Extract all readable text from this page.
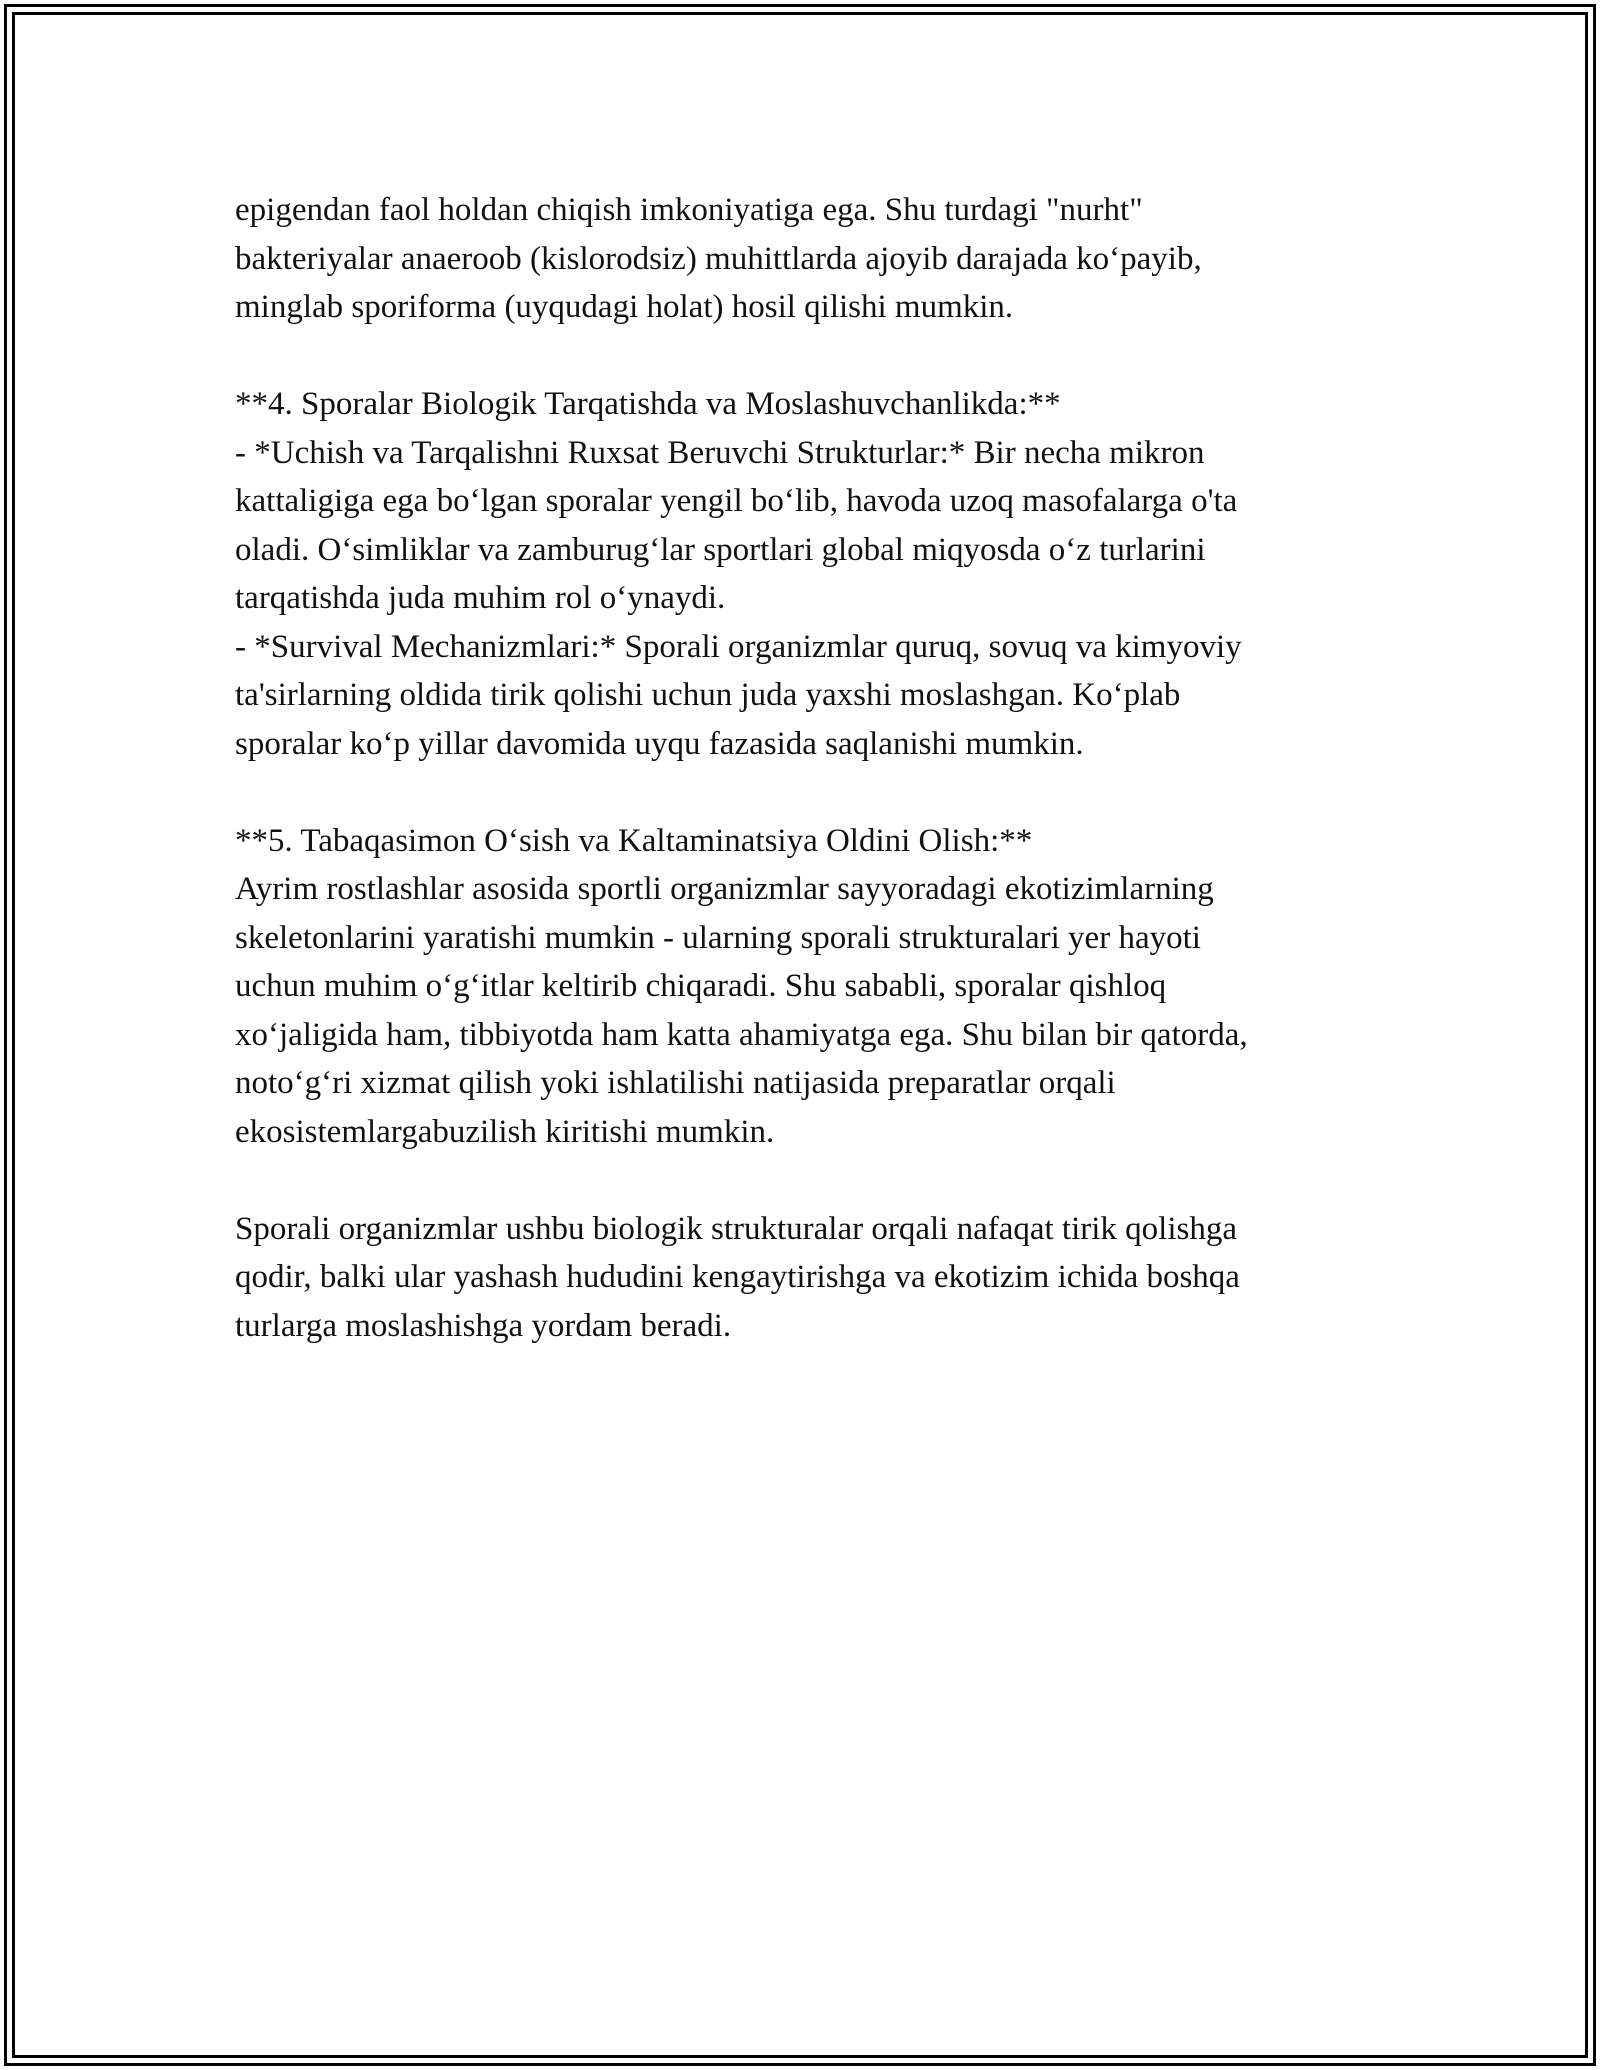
epigendan faol holdan chiqish imkoniyatiga ega. Shu turdagi "nurht"
bakteriyalar anaeroob (kislorodsiz) muhittlarda ajoyib darajada ko‘payib,
minglab sporiforma (uyqudagi holat) hosil qilishi mumkin.

**4. Sporalar Biologik Tarqatishda va Moslashuvchanlikda:**
- *Uchish va Tarqalishni Ruxsat Beruvchi Strukturlar:* Bir necha mikron
kattaligiga ega bo‘lgan sporalar yengil bo‘lib, havoda uzoq masofalarga o'ta
oladi. O‘simliklar va zamburug‘lar sportlari global miqyosda o‘z turlarini
tarqatishda juda muhim rol o‘ynaydi.
- *Survival Mechanizmlari:* Sporali organizmlar quruq, sovuq va kimyoviy
ta'sirlarning oldida tirik qolishi uchun juda yaxshi moslashgan. Ko‘plab
sporalar ko‘p yillar davomida uyqu fazasida saqlanishi mumkin.

**5. Tabaqasimon O‘sish va Kaltaminatsiya Oldini Olish:**
Ayrim rostlashlar asosida sportli organizmlar sayyoradagi ekotizimlarning
skeletonlarini yaratishi mumkin - ularning sporali strukturalari yer hayoti
uchun muhim o‘g‘itlar keltirib chiqaradi. Shu sababli, sporalar qishloq
xo‘jaligida ham, tibbiyotda ham katta ahamiyatga ega. Shu bilan bir qatorda,
noto‘g‘ri xizmat qilish yoki ishlatilishi natijasida preparatlar orqali
ekosistemlargabuzilish kiritishi mumkin.

Sporali organizmlar ushbu biologik strukturalar orqali nafaqat tirik qolishga
qodir, balki ular yashash hududini kengaytirishga va ekotizim ichida boshqa
turlarga moslashishga yordam beradi.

§ **What the task asks**
Where a line in the entries holds "juda", copy that line.

§ **Result of this task**
tarqatishda juda muhim rol o‘ynaydi.
ta'sirlarning oldida tirik qolishi uchun juda yaxshi moslashgan. Ko‘plab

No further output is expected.